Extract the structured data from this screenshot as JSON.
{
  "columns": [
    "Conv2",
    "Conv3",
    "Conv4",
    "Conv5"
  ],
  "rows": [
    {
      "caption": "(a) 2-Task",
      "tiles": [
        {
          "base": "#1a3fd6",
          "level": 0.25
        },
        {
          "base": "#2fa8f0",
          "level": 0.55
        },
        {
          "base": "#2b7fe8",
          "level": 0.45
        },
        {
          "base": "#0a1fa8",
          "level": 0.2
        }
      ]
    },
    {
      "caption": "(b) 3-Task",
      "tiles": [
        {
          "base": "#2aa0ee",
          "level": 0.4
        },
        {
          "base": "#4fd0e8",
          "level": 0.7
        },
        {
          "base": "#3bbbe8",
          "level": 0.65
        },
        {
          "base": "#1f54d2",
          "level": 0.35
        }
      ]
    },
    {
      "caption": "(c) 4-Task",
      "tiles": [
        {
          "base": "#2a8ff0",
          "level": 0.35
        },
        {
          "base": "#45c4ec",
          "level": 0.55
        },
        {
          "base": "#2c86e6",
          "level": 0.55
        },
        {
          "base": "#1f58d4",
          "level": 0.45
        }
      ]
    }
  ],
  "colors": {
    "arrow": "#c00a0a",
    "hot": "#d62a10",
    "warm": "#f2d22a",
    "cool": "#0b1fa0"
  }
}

- - -

#### Stated problem
Please restate the data word for word, every record included.

#### Written answer
Extract the structured data from this screenshot as JSON.
{
  "columns": [
    "Conv2",
    "Conv3",
    "Conv4",
    "Conv5"
  ],
  "rows": [
    {
      "caption": "(a) 2-Task",
      "tiles": [
        {
          "base": "#1a3fd6",
          "level": 0.25
        },
        {
          "base": "#2fa8f0",
          "level": 0.55
        },
        {
          "base": "#2b7fe8",
          "level": 0.45
        },
        {
          "base": "#0a1fa8",
          "level": 0.2
        }
      ]
    },
    {
      "caption": "(b) 3-Task",
      "tiles": [
        {
          "base": "#2aa0ee",
          "level": 0.4
        },
        {
          "base": "#4fd0e8",
          "level": 0.7
        },
        {
          "base": "#3bbbe8",
          "level": 0.65
        },
        {
          "base": "#1f54d2",
          "level": 0.35
        }
      ]
    },
    {
      "caption": "(c) 4-Task",
      "tiles": [
        {
          "base": "#2a8ff0",
          "level": 0.35
        },
        {
          "base": "#45c4ec",
          "level": 0.55
        },
        {
          "base": "#2c86e6",
          "level": 0.55
        },
        {
          "base": "#1f58d4",
          "level": 0.45
        }
      ]
    }
  ],
  "colors": {
    "arrow": "#c00a0a",
    "hot": "#d62a10",
    "warm": "#f2d22a",
    "cool": "#0b1fa0"
  }
}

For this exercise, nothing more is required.